### REQUIRED TASK
From the listing below, work out how many lines contain "year". Reply with that number only.

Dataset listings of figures
►

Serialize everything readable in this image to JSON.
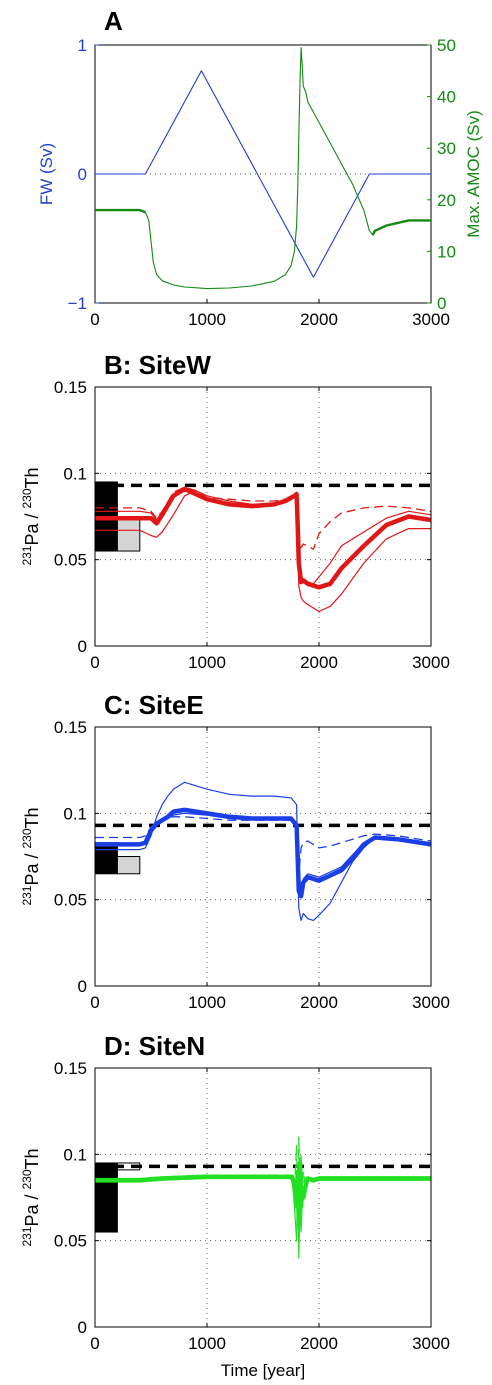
{
  "time_label": "Time [year]",
  "chart_data": [
    {
      "type": "line",
      "title": "A",
      "xlim": [
        0,
        3000
      ],
      "ylim_left": [
        -1,
        1
      ],
      "ylim_right": [
        0,
        50
      ],
      "ylabel_left": "FW (Sv)",
      "ylabel_right": "Max. AMOC (Sv)",
      "x_ticks": [
        "0",
        "1000",
        "2000",
        "3000"
      ],
      "left_ticks": [
        {
          "v": -1,
          "t": "−1"
        },
        {
          "v": 0,
          "t": "0"
        },
        {
          "v": 1,
          "t": "1"
        }
      ],
      "right_ticks": [
        "0",
        "10",
        "20",
        "30",
        "40",
        "50"
      ],
      "colors": {
        "left": "#1f3fd1",
        "right": "#138a13"
      },
      "series": [
        {
          "axis": "left",
          "x": [
            0,
            450,
            950,
            1950,
            2450,
            3000
          ],
          "y": [
            0,
            0,
            0.8,
            -0.8,
            0,
            0
          ]
        },
        {
          "axis": "right",
          "x": [
            0,
            400,
            450,
            480,
            500,
            520,
            550,
            600,
            700,
            800,
            1000,
            1200,
            1400,
            1600,
            1700,
            1750,
            1780,
            1800,
            1810,
            1820,
            1830,
            1840,
            1850,
            1860,
            1880,
            1900,
            1950,
            2000,
            2100,
            2200,
            2300,
            2400,
            2450,
            2480,
            2500,
            2600,
            2800,
            3000
          ],
          "y": [
            18,
            18,
            17.6,
            16,
            12,
            8,
            5.5,
            4.3,
            3.5,
            3.1,
            2.8,
            2.9,
            3.3,
            4.2,
            5.5,
            7.2,
            10,
            15,
            22,
            32,
            43,
            49.5,
            46,
            42,
            41,
            39,
            37,
            35,
            31,
            27,
            23,
            18,
            14,
            13.2,
            14,
            15,
            16,
            16
          ]
        }
      ]
    },
    {
      "type": "line",
      "title": "B: SiteW",
      "xlim": [
        0,
        3000
      ],
      "ylim": [
        0,
        0.15
      ],
      "ylabel": "231Pa / 230Th",
      "x_ticks": [
        "0",
        "1000",
        "2000",
        "3000"
      ],
      "y_ticks": [
        "0",
        "0.05",
        "0.1",
        "0.15"
      ],
      "reference_value": 0.093,
      "color": "#e11717",
      "bars": [
        {
          "x0": 0,
          "x1": 200,
          "y0": 0.055,
          "y1": 0.095,
          "fill": "#000000"
        },
        {
          "x0": 200,
          "x1": 400,
          "y0": 0.055,
          "y1": 0.074,
          "fill": "#d4d4d4"
        }
      ],
      "x": [
        0,
        400,
        500,
        550,
        600,
        700,
        800,
        900,
        1000,
        1200,
        1400,
        1600,
        1700,
        1780,
        1800,
        1810,
        1820,
        1840,
        1860,
        1900,
        1950,
        2000,
        2100,
        2200,
        2400,
        2600,
        2800,
        3000
      ],
      "series": [
        {
          "style": "thick",
          "y": [
            0.074,
            0.074,
            0.074,
            0.071,
            0.076,
            0.087,
            0.091,
            0.088,
            0.085,
            0.082,
            0.081,
            0.082,
            0.084,
            0.087,
            0.088,
            0.07,
            0.048,
            0.037,
            0.038,
            0.036,
            0.035,
            0.034,
            0.036,
            0.045,
            0.058,
            0.07,
            0.075,
            0.073
          ]
        },
        {
          "style": "dashed",
          "y": [
            0.08,
            0.08,
            0.078,
            0.074,
            0.078,
            0.089,
            0.092,
            0.09,
            0.086,
            0.085,
            0.084,
            0.084,
            0.085,
            0.088,
            0.089,
            0.075,
            0.058,
            0.057,
            0.059,
            0.058,
            0.056,
            0.065,
            0.072,
            0.077,
            0.08,
            0.081,
            0.08,
            0.078
          ]
        },
        {
          "style": "thin",
          "y": [
            0.067,
            0.067,
            0.064,
            0.063,
            0.066,
            0.076,
            0.087,
            0.09,
            0.087,
            0.084,
            0.082,
            0.082,
            0.084,
            0.086,
            0.087,
            0.064,
            0.035,
            0.028,
            0.026,
            0.024,
            0.022,
            0.02,
            0.023,
            0.03,
            0.048,
            0.062,
            0.068,
            0.068
          ]
        },
        {
          "style": "thin",
          "y": [
            0.078,
            0.078,
            0.077,
            0.073,
            0.078,
            0.088,
            0.091,
            0.089,
            0.085,
            0.083,
            0.081,
            0.082,
            0.083,
            0.086,
            0.087,
            0.07,
            0.045,
            0.038,
            0.038,
            0.037,
            0.036,
            0.04,
            0.048,
            0.058,
            0.066,
            0.074,
            0.078,
            0.076
          ]
        }
      ]
    },
    {
      "type": "line",
      "title": "C: SiteE",
      "xlim": [
        0,
        3000
      ],
      "ylim": [
        0,
        0.15
      ],
      "ylabel": "231Pa / 230Th",
      "x_ticks": [
        "0",
        "1000",
        "2000",
        "3000"
      ],
      "y_ticks": [
        "0",
        "0.05",
        "0.1",
        "0.15"
      ],
      "reference_value": 0.093,
      "color": "#1a3fe6",
      "bars": [
        {
          "x0": 0,
          "x1": 200,
          "y0": 0.065,
          "y1": 0.083,
          "fill": "#000000"
        },
        {
          "x0": 200,
          "x1": 400,
          "y0": 0.065,
          "y1": 0.075,
          "fill": "#d4d4d4"
        }
      ],
      "x": [
        0,
        400,
        450,
        500,
        550,
        600,
        650,
        700,
        800,
        1000,
        1200,
        1400,
        1600,
        1750,
        1800,
        1820,
        1840,
        1860,
        1900,
        1950,
        2000,
        2100,
        2200,
        2300,
        2400,
        2500,
        2700,
        3000
      ],
      "series": [
        {
          "style": "thick",
          "y": [
            0.082,
            0.082,
            0.083,
            0.09,
            0.094,
            0.096,
            0.098,
            0.101,
            0.102,
            0.1,
            0.098,
            0.097,
            0.097,
            0.097,
            0.093,
            0.055,
            0.052,
            0.06,
            0.063,
            0.062,
            0.061,
            0.064,
            0.067,
            0.074,
            0.082,
            0.086,
            0.085,
            0.082
          ]
        },
        {
          "style": "dashed",
          "y": [
            0.086,
            0.086,
            0.087,
            0.092,
            0.095,
            0.096,
            0.097,
            0.098,
            0.098,
            0.097,
            0.096,
            0.096,
            0.096,
            0.096,
            0.092,
            0.065,
            0.08,
            0.083,
            0.084,
            0.082,
            0.08,
            0.081,
            0.083,
            0.085,
            0.087,
            0.088,
            0.087,
            0.084
          ]
        },
        {
          "style": "thin",
          "y": [
            0.079,
            0.079,
            0.08,
            0.087,
            0.098,
            0.105,
            0.11,
            0.114,
            0.118,
            0.114,
            0.111,
            0.11,
            0.11,
            0.109,
            0.105,
            0.045,
            0.038,
            0.042,
            0.039,
            0.038,
            0.041,
            0.048,
            0.06,
            0.072,
            0.08,
            0.086,
            0.085,
            0.082
          ]
        },
        {
          "style": "thin",
          "y": [
            0.082,
            0.082,
            0.083,
            0.089,
            0.093,
            0.095,
            0.097,
            0.099,
            0.1,
            0.099,
            0.097,
            0.097,
            0.097,
            0.097,
            0.093,
            0.06,
            0.055,
            0.062,
            0.065,
            0.064,
            0.063,
            0.066,
            0.069,
            0.076,
            0.083,
            0.086,
            0.085,
            0.082
          ]
        }
      ]
    },
    {
      "type": "line",
      "title": "D: SiteN",
      "xlim": [
        0,
        3000
      ],
      "ylim": [
        0,
        0.15
      ],
      "ylabel": "231Pa / 230Th",
      "xlabel": "Time [year]",
      "x_ticks": [
        "0",
        "1000",
        "2000",
        "3000"
      ],
      "y_ticks": [
        "0",
        "0.05",
        "0.1",
        "0.15"
      ],
      "reference_value": 0.093,
      "color": "#22e022",
      "bars": [
        {
          "x0": 0,
          "x1": 200,
          "y0": 0.055,
          "y1": 0.095,
          "fill": "#000000"
        },
        {
          "x0": 200,
          "x1": 400,
          "y0": 0.091,
          "y1": 0.095,
          "fill": "#ffffff"
        }
      ],
      "x": [
        0,
        400,
        600,
        1000,
        1400,
        1700,
        1760,
        1780,
        1800,
        1810,
        1820,
        1830,
        1840,
        1850,
        1860,
        1880,
        1900,
        1950,
        2000,
        2500,
        3000
      ],
      "series": [
        {
          "style": "thick",
          "y": [
            0.085,
            0.085,
            0.086,
            0.087,
            0.087,
            0.087,
            0.087,
            0.082,
            0.07,
            0.09,
            0.06,
            0.095,
            0.07,
            0.08,
            0.075,
            0.082,
            0.086,
            0.085,
            0.086,
            0.086,
            0.086
          ]
        },
        {
          "style": "dashed",
          "y": [
            0.085,
            0.085,
            0.086,
            0.087,
            0.087,
            0.087,
            0.087,
            0.08,
            0.105,
            0.065,
            0.11,
            0.075,
            0.1,
            0.08,
            0.09,
            0.083,
            0.086,
            0.085,
            0.086,
            0.086,
            0.086
          ]
        },
        {
          "style": "thin",
          "y": [
            0.084,
            0.084,
            0.085,
            0.086,
            0.086,
            0.086,
            0.086,
            0.07,
            0.05,
            0.085,
            0.04,
            0.07,
            0.055,
            0.072,
            0.078,
            0.081,
            0.085,
            0.084,
            0.085,
            0.085,
            0.085
          ]
        },
        {
          "style": "thin",
          "y": [
            0.086,
            0.086,
            0.087,
            0.088,
            0.088,
            0.088,
            0.088,
            0.084,
            0.078,
            0.092,
            0.072,
            0.098,
            0.08,
            0.086,
            0.084,
            0.085,
            0.087,
            0.086,
            0.087,
            0.087,
            0.087
          ]
        }
      ]
    }
  ]
}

◄

### FINAL RESULT
2